>> START

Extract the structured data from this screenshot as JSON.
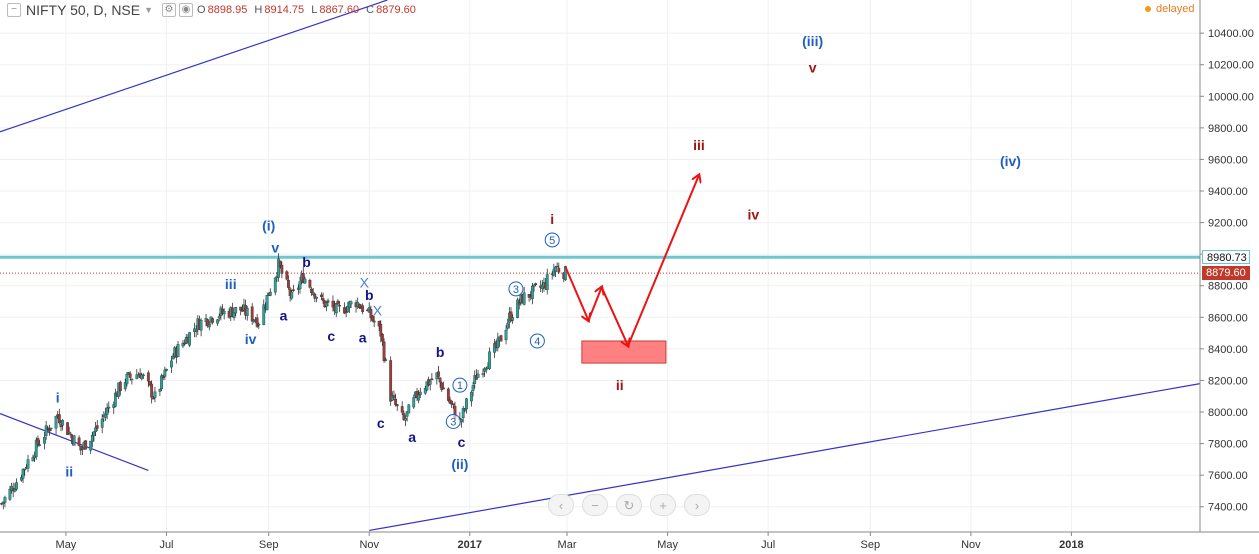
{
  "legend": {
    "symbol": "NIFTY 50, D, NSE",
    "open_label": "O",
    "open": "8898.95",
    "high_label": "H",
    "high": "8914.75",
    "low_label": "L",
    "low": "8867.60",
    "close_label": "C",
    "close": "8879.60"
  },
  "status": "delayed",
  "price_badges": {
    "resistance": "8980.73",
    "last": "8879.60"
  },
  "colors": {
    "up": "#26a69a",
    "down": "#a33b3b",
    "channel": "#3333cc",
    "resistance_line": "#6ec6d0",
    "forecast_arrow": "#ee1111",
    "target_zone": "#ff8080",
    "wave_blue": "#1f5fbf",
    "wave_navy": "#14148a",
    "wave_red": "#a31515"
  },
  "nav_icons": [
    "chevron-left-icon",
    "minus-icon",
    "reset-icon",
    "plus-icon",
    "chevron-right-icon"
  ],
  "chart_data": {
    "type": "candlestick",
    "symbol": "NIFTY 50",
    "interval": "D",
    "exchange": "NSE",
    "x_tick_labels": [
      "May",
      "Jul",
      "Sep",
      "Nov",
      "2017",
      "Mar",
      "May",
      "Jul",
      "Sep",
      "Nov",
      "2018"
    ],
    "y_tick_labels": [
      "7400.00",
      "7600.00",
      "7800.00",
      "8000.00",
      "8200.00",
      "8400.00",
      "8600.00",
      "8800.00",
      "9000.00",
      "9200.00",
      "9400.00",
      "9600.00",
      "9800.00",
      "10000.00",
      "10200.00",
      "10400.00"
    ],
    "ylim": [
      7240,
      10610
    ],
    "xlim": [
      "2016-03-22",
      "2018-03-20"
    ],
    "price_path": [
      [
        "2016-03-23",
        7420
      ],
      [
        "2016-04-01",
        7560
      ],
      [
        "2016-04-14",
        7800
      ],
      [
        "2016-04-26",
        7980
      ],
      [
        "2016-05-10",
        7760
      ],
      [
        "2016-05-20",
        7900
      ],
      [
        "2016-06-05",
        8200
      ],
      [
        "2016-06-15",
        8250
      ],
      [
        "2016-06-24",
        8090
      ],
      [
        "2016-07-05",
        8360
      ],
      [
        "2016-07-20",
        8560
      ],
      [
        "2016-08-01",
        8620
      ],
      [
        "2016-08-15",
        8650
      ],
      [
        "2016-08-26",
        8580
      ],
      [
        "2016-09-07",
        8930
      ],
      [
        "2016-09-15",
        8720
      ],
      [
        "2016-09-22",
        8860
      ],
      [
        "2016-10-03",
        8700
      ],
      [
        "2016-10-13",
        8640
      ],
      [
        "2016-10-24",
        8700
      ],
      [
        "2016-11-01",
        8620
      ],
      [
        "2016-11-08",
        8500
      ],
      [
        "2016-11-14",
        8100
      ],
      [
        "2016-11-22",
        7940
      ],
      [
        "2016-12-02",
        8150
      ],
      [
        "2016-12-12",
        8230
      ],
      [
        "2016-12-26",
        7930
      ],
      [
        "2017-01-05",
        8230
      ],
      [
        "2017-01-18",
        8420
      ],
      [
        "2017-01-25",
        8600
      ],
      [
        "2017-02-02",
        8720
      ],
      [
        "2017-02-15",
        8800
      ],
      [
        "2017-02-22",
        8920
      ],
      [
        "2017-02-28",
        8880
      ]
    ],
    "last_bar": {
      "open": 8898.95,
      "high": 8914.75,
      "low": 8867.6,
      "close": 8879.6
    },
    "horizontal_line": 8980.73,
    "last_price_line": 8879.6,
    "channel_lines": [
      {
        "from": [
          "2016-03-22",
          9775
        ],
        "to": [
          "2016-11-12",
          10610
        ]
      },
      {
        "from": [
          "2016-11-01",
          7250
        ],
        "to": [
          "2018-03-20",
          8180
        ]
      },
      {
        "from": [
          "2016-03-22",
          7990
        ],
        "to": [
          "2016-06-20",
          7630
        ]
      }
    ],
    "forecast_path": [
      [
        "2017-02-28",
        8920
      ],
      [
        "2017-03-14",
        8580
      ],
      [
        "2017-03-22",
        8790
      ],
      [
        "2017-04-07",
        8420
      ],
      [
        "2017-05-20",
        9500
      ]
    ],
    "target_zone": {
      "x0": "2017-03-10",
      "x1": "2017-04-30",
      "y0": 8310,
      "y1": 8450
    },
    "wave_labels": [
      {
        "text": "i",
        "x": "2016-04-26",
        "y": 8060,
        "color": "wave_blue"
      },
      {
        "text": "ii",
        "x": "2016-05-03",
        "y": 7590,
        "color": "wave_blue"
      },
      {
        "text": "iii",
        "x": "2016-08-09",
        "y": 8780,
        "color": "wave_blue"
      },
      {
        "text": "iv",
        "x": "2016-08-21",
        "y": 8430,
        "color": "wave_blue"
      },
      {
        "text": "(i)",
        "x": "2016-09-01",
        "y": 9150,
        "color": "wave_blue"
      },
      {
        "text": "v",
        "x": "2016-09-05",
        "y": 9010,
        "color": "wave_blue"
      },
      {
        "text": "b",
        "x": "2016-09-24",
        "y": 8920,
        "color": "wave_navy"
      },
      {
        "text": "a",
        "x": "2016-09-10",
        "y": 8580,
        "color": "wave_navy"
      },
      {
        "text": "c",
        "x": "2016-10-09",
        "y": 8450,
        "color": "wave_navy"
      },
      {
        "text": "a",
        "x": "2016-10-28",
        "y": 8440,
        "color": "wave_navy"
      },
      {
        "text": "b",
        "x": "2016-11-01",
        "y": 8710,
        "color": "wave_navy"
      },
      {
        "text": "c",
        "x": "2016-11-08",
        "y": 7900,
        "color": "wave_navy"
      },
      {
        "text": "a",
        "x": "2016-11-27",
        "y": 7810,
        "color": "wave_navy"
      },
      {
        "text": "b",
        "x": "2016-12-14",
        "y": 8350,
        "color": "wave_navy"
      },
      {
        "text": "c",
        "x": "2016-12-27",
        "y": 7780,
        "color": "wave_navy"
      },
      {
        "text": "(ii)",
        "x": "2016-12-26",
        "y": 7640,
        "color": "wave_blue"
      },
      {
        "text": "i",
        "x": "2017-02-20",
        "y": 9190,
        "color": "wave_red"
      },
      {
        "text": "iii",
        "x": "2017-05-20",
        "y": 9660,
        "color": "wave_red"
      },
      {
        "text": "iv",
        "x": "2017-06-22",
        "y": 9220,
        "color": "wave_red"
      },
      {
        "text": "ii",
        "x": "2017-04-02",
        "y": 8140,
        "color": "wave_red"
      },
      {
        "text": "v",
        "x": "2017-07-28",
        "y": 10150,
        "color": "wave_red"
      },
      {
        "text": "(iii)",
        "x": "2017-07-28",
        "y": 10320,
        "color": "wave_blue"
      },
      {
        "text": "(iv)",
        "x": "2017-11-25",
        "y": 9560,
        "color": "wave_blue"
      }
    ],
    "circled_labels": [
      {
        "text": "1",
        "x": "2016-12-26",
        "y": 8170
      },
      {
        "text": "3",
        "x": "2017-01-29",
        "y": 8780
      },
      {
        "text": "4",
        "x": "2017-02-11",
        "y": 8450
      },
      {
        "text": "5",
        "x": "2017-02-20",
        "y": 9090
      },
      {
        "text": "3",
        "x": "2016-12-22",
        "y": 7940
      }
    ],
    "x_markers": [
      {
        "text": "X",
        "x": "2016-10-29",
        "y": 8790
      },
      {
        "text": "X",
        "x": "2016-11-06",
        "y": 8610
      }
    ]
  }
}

>> END
>> START

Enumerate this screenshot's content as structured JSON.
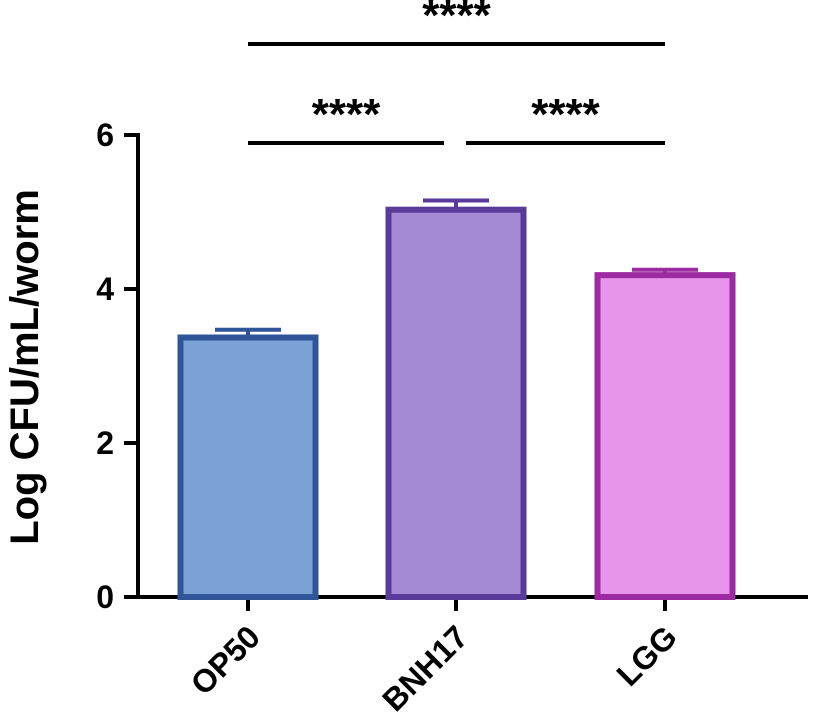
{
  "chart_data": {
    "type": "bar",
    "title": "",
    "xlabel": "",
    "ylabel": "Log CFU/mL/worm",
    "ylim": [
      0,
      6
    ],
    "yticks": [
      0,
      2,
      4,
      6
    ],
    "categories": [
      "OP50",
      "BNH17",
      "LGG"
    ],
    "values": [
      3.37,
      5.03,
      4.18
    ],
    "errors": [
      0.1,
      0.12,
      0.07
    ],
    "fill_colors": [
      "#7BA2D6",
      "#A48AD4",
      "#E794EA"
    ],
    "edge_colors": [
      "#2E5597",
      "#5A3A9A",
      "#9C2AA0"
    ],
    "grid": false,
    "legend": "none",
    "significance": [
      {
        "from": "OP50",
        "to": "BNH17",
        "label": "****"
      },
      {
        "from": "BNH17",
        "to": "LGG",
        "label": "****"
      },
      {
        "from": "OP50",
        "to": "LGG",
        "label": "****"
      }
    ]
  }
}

>> END
>> START

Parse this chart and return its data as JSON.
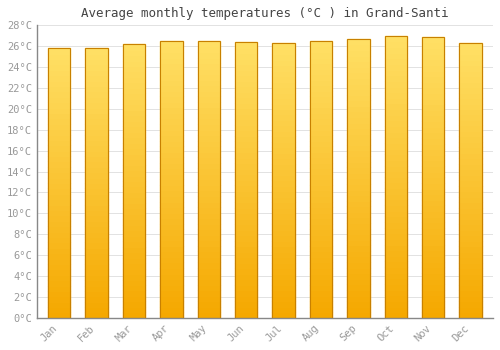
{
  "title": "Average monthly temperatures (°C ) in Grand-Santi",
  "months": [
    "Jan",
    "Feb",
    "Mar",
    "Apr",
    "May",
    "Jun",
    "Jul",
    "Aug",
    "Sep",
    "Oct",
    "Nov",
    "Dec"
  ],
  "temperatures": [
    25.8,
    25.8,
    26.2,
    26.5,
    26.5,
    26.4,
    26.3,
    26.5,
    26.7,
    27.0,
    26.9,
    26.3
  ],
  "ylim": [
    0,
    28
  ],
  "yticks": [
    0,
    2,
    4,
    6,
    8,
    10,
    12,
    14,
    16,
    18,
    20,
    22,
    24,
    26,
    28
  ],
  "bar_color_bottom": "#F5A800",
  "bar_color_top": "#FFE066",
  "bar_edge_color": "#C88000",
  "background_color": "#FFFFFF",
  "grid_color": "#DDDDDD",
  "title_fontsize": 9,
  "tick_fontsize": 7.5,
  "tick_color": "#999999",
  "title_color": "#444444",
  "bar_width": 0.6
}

>> END

— REQUIRED TASK —
Locate each line containing the string "chevron" and show it.

— EXERCISE OUTPUT —
    "chevron-left-icon",
    "chevron-right-icon"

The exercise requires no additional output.